▶ [Written request] Compile every line that includes the word "screenshot".

=== Records to use ===

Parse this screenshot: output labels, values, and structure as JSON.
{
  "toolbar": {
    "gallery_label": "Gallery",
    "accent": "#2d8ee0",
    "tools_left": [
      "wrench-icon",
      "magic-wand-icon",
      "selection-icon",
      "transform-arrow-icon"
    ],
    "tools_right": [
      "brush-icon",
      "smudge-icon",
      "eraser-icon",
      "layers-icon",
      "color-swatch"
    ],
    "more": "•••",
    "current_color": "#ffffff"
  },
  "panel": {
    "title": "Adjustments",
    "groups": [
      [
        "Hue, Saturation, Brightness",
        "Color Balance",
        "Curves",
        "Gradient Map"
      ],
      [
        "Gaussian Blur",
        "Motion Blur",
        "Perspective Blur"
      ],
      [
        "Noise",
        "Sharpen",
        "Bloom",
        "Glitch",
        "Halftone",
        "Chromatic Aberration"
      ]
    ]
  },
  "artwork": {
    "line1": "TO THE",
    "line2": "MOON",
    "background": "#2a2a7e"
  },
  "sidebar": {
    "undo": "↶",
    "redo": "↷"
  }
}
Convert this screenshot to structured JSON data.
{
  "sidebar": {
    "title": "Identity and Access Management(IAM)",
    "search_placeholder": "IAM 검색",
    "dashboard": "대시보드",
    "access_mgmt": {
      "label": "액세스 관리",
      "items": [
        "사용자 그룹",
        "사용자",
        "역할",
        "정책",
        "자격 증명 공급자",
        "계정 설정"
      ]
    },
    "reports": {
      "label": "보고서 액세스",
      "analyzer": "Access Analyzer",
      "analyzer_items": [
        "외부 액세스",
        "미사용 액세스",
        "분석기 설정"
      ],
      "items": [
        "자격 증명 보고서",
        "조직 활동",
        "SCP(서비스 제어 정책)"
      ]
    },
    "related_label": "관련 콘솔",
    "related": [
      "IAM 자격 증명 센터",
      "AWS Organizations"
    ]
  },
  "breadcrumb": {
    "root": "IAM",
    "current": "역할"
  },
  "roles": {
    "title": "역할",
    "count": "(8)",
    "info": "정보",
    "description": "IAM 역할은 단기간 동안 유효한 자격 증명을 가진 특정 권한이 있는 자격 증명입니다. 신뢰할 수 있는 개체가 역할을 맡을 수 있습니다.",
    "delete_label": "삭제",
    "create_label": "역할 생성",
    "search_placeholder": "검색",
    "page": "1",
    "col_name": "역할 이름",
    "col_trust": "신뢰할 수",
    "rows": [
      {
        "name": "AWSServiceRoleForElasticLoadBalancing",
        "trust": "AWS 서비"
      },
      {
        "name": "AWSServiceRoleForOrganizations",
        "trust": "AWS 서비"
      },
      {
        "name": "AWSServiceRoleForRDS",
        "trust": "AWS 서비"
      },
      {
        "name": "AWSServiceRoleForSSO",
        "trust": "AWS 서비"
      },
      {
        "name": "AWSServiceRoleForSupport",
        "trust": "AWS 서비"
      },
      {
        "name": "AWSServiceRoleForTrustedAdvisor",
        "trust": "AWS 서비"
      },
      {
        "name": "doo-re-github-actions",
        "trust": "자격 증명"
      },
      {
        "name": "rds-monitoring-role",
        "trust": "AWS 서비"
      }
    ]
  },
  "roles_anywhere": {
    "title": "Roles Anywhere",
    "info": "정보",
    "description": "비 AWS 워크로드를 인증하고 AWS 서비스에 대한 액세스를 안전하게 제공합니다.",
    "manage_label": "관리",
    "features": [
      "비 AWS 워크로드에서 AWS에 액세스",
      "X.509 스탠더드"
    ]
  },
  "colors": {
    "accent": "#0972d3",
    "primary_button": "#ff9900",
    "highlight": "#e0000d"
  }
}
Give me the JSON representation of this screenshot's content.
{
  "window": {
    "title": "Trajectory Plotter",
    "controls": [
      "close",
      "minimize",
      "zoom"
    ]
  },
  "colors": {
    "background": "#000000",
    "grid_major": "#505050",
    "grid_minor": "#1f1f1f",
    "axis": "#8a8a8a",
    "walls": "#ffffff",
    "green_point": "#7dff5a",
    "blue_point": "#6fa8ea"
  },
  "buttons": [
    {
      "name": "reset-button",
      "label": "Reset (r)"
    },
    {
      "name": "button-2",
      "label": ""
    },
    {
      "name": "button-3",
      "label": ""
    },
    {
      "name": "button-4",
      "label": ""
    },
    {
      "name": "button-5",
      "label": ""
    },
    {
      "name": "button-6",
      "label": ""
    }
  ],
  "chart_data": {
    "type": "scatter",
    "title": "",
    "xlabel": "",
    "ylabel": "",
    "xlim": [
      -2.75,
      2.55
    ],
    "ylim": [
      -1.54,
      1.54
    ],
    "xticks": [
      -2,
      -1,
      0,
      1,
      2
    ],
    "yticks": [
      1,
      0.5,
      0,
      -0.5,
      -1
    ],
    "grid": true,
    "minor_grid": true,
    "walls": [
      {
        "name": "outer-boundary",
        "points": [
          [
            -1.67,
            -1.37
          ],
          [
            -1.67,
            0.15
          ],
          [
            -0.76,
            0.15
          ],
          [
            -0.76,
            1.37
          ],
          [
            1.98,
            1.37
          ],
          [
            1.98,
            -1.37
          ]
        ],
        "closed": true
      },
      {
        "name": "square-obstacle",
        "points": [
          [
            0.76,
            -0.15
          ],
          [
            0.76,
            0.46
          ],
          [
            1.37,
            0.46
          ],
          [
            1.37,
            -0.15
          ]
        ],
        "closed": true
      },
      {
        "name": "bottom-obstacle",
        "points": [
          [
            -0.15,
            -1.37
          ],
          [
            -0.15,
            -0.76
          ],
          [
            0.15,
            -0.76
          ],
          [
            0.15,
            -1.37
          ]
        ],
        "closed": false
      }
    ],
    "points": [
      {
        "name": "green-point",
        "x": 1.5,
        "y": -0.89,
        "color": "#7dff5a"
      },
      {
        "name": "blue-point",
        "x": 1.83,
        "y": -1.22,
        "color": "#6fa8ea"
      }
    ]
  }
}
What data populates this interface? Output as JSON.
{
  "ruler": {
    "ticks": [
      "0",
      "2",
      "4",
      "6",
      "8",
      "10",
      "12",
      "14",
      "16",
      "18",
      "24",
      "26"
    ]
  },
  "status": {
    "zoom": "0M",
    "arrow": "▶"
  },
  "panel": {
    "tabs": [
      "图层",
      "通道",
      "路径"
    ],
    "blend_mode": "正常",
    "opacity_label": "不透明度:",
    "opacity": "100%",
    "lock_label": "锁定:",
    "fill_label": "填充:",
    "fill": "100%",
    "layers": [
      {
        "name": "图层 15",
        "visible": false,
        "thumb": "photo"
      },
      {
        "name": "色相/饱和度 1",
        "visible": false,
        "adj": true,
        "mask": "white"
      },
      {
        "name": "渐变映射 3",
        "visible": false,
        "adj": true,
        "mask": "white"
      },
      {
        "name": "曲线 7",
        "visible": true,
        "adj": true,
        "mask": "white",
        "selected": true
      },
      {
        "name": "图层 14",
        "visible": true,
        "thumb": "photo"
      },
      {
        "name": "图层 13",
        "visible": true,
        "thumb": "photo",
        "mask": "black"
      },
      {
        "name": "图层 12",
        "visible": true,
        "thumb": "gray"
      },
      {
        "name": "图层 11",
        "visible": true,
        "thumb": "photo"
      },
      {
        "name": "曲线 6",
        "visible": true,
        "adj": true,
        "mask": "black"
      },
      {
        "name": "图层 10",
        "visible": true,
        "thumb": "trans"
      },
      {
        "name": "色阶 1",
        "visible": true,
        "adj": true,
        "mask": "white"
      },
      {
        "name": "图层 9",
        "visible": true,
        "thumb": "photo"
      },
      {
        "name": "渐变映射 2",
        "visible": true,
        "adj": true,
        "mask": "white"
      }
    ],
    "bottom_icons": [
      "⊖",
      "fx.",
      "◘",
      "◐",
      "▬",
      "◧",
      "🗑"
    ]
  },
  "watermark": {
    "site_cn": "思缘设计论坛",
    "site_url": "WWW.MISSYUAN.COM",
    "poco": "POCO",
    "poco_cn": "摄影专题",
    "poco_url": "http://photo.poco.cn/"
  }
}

===

▶ [The reply]
Parse this screenshot: output labels, values, and structure as JSON.
Convert this screenshot to structured JSON data.
Give me the JSON representation of this screenshot's content.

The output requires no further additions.